Retype every entry word for word.

(Stored data)
● ● ●
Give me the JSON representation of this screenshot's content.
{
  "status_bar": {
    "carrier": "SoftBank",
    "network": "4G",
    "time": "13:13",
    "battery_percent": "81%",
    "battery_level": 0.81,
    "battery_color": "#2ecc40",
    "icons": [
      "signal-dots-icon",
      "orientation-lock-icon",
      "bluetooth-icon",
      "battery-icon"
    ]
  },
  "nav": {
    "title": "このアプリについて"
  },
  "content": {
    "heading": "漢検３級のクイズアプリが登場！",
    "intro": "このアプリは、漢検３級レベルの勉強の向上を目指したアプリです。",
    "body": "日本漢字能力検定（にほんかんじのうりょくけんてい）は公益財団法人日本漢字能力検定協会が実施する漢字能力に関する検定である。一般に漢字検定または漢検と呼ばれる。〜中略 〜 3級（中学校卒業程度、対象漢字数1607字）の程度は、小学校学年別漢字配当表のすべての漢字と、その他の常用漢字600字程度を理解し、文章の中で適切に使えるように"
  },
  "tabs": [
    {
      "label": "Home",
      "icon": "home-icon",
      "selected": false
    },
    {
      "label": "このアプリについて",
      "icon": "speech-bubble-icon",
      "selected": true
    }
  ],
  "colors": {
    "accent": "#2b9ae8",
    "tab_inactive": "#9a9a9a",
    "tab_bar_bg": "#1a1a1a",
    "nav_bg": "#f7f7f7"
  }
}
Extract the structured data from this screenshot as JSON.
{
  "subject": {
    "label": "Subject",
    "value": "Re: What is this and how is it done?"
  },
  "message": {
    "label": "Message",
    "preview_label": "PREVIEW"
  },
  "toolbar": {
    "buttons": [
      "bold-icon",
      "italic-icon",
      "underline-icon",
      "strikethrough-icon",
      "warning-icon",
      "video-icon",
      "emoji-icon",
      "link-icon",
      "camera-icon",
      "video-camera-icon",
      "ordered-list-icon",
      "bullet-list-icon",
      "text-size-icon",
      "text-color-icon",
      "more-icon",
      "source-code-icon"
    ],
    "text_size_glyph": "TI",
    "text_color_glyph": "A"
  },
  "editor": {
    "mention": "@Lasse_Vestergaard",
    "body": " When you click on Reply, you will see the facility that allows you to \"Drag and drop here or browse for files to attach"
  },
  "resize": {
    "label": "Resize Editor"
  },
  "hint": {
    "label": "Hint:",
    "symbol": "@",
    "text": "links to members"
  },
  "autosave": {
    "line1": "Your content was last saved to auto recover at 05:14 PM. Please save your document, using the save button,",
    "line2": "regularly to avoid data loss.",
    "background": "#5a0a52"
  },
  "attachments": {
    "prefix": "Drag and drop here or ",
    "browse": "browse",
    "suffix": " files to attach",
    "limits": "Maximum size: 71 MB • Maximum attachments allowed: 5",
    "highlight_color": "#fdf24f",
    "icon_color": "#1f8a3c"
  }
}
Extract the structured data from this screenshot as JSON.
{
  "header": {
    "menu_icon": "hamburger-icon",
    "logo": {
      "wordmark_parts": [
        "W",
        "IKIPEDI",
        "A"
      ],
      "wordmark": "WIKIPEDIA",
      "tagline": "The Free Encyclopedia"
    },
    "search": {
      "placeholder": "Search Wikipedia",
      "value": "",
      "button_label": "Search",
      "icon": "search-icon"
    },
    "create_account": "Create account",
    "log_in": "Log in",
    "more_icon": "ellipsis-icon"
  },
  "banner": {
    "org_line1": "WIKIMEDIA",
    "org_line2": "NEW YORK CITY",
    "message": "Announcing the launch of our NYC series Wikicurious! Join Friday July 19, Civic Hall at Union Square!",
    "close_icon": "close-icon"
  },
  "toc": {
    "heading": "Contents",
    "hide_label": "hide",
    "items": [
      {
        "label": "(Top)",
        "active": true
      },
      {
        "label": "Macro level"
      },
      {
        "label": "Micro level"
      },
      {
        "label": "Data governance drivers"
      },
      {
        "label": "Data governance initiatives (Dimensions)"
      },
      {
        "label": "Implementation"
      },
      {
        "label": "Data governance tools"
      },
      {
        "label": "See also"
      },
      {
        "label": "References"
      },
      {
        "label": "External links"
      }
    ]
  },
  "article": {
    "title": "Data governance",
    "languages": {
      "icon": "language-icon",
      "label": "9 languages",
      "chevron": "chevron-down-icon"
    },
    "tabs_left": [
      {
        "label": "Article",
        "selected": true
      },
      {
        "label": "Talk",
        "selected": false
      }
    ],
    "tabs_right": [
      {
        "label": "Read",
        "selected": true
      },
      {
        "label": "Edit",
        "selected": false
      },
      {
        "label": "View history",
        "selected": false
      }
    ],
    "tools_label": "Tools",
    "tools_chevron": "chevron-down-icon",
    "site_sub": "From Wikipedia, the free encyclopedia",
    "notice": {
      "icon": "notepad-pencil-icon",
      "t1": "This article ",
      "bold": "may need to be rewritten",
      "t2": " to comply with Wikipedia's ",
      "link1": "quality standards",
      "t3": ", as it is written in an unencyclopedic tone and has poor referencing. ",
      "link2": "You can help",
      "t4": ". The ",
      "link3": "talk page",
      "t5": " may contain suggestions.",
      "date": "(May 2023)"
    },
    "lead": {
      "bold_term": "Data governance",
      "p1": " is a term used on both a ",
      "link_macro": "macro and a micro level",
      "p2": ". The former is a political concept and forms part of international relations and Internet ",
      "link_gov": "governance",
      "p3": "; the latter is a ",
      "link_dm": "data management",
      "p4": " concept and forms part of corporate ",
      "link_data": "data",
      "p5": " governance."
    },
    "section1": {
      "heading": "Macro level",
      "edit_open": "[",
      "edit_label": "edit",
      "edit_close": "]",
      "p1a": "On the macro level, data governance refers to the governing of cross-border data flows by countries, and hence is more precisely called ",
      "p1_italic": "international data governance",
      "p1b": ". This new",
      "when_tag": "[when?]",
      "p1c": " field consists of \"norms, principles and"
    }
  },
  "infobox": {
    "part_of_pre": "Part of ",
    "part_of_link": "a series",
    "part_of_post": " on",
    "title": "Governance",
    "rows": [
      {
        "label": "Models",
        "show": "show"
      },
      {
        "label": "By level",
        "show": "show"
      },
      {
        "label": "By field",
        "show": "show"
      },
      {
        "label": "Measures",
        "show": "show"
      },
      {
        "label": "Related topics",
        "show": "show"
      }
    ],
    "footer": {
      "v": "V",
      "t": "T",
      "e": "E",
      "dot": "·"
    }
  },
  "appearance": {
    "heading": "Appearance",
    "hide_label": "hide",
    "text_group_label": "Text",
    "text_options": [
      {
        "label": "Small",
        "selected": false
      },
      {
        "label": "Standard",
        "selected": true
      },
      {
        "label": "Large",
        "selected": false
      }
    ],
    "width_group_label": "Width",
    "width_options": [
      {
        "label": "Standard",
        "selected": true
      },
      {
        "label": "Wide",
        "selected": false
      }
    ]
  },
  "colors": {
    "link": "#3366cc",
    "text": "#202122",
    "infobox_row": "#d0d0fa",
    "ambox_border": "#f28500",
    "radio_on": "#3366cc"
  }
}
● ● ●
__Result__:
Give me the JSON representation of this screenshot's content.
{
  "status_bar": {
    "carrier": "SoftBank",
    "network": "4G",
    "time": "13:13",
    "battery_percent": "81%",
    "battery_level": 0.81,
    "battery_color": "#2ecc40",
    "icons": [
      "signal-dots-icon",
      "orientation-lock-icon",
      "bluetooth-icon",
      "battery-icon"
    ]
  },
  "nav": {
    "title": "このアプリについて"
  },
  "content": {
    "heading": "漢検３級のクイズアプリが登場！",
    "intro": "このアプリは、漢検３級レベルの勉強の向上を目指したアプリです。",
    "body": "日本漢字能力検定（にほんかんじのうりょくけんてい）は公益財団法人日本漢字能力検定協会が実施する漢字能力に関する検定である。一般に漢字検定または漢検と呼ばれる。〜中略 〜 3級（中学校卒業程度、対象漢字数1607字）の程度は、小学校学年別漢字配当表のすべての漢字と、その他の常用漢字600字程度を理解し、文章の中で適切に使えるように"
  },
  "tabs": [
    {
      "label": "Home",
      "icon": "home-icon",
      "selected": false
    },
    {
      "label": "このアプリについて",
      "icon": "speech-bubble-icon",
      "selected": true
    }
  ],
  "colors": {
    "accent": "#2b9ae8",
    "tab_inactive": "#9a9a9a",
    "tab_bar_bg": "#1a1a1a",
    "nav_bg": "#f7f7f7"
  }
}
Extract the structured data from this screenshot as JSON.
{
  "subject": {
    "label": "Subject",
    "value": "Re: What is this and how is it done?"
  },
  "message": {
    "label": "Message",
    "preview_label": "PREVIEW"
  },
  "toolbar": {
    "buttons": [
      "bold-icon",
      "italic-icon",
      "underline-icon",
      "strikethrough-icon",
      "warning-icon",
      "video-icon",
      "emoji-icon",
      "link-icon",
      "camera-icon",
      "video-camera-icon",
      "ordered-list-icon",
      "bullet-list-icon",
      "text-size-icon",
      "text-color-icon",
      "more-icon",
      "source-code-icon"
    ],
    "text_size_glyph": "TI",
    "text_color_glyph": "A"
  },
  "editor": {
    "mention": "@Lasse_Vestergaard",
    "body": " When you click on Reply, you will see the facility that allows you to \"Drag and drop here or browse for files to attach"
  },
  "resize": {
    "label": "Resize Editor"
  },
  "hint": {
    "label": "Hint:",
    "symbol": "@",
    "text": "links to members"
  },
  "autosave": {
    "line1": "Your content was last saved to auto recover at 05:14 PM. Please save your document, using the save button,",
    "line2": "regularly to avoid data loss.",
    "background": "#5a0a52"
  },
  "attachments": {
    "prefix": "Drag and drop here or ",
    "browse": "browse",
    "suffix": " files to attach",
    "limits": "Maximum size: 71 MB • Maximum attachments allowed: 5",
    "highlight_color": "#fdf24f",
    "icon_color": "#1f8a3c"
  }
}
Extract the structured data from this screenshot as JSON.
{
  "header": {
    "menu_icon": "hamburger-icon",
    "logo": {
      "wordmark_parts": [
        "W",
        "IKIPEDI",
        "A"
      ],
      "wordmark": "WIKIPEDIA",
      "tagline": "The Free Encyclopedia"
    },
    "search": {
      "placeholder": "Search Wikipedia",
      "value": "",
      "button_label": "Search",
      "icon": "search-icon"
    },
    "create_account": "Create account",
    "log_in": "Log in",
    "more_icon": "ellipsis-icon"
  },
  "banner": {
    "org_line1": "WIKIMEDIA",
    "org_line2": "NEW YORK CITY",
    "message": "Announcing the launch of our NYC series Wikicurious! Join Friday July 19, Civic Hall at Union Square!",
    "close_icon": "close-icon"
  },
  "toc": {
    "heading": "Contents",
    "hide_label": "hide",
    "items": [
      {
        "label": "(Top)",
        "active": true
      },
      {
        "label": "Macro level"
      },
      {
        "label": "Micro level"
      },
      {
        "label": "Data governance drivers"
      },
      {
        "label": "Data governance initiatives (Dimensions)"
      },
      {
        "label": "Implementation"
      },
      {
        "label": "Data governance tools"
      },
      {
        "label": "See also"
      },
      {
        "label": "References"
      },
      {
        "label": "External links"
      }
    ]
  },
  "article": {
    "title": "Data governance",
    "languages": {
      "icon": "language-icon",
      "label": "9 languages",
      "chevron": "chevron-down-icon"
    },
    "tabs_left": [
      {
        "label": "Article",
        "selected": true
      },
      {
        "label": "Talk",
        "selected": false
      }
    ],
    "tabs_right": [
      {
        "label": "Read",
        "selected": true
      },
      {
        "label": "Edit",
        "selected": false
      },
      {
        "label": "View history",
        "selected": false
      }
    ],
    "tools_label": "Tools",
    "tools_chevron": "chevron-down-icon",
    "site_sub": "From Wikipedia, the free encyclopedia",
    "notice": {
      "icon": "notepad-pencil-icon",
      "t1": "This article ",
      "bold": "may need to be rewritten",
      "t2": " to comply with Wikipedia's ",
      "link1": "quality standards",
      "t3": ", as it is written in an unencyclopedic tone and has poor referencing. ",
      "link2": "You can help",
      "t4": ". The ",
      "link3": "talk page",
      "t5": " may contain suggestions.",
      "date": "(May 2023)"
    },
    "lead": {
      "bold_term": "Data governance",
      "p1": " is a term used on both a ",
      "link_macro": "macro and a micro level",
      "p2": ". The former is a political concept and forms part of international relations and Internet ",
      "link_gov": "governance",
      "p3": "; the latter is a ",
      "link_dm": "data management",
      "p4": " concept and forms part of corporate ",
      "link_data": "data",
      "p5": " governance."
    },
    "section1": {
      "heading": "Macro level",
      "edit_open": "[",
      "edit_label": "edit",
      "edit_close": "]",
      "p1a": "On the macro level, data governance refers to the governing of cross-border data flows by countries, and hence is more precisely called ",
      "p1_italic": "international data governance",
      "p1b": ". This new",
      "when_tag": "[when?]",
      "p1c": " field consists of \"norms, principles and"
    }
  },
  "infobox": {
    "part_of_pre": "Part of ",
    "part_of_link": "a series",
    "part_of_post": " on",
    "title": "Governance",
    "rows": [
      {
        "label": "Models",
        "show": "show"
      },
      {
        "label": "By level",
        "show": "show"
      },
      {
        "label": "By field",
        "show": "show"
      },
      {
        "label": "Measures",
        "show": "show"
      },
      {
        "label": "Related topics",
        "show": "show"
      }
    ],
    "footer": {
      "v": "V",
      "t": "T",
      "e": "E",
      "dot": "·"
    }
  },
  "appearance": {
    "heading": "Appearance",
    "hide_label": "hide",
    "text_group_label": "Text",
    "text_options": [
      {
        "label": "Small",
        "selected": false
      },
      {
        "label": "Standard",
        "selected": true
      },
      {
        "label": "Large",
        "selected": false
      }
    ],
    "width_group_label": "Width",
    "width_options": [
      {
        "label": "Standard",
        "selected": true
      },
      {
        "label": "Wide",
        "selected": false
      }
    ]
  },
  "colors": {
    "link": "#3366cc",
    "text": "#202122",
    "infobox_row": "#d0d0fa",
    "ambox_border": "#f28500",
    "radio_on": "#3366cc"
  }
}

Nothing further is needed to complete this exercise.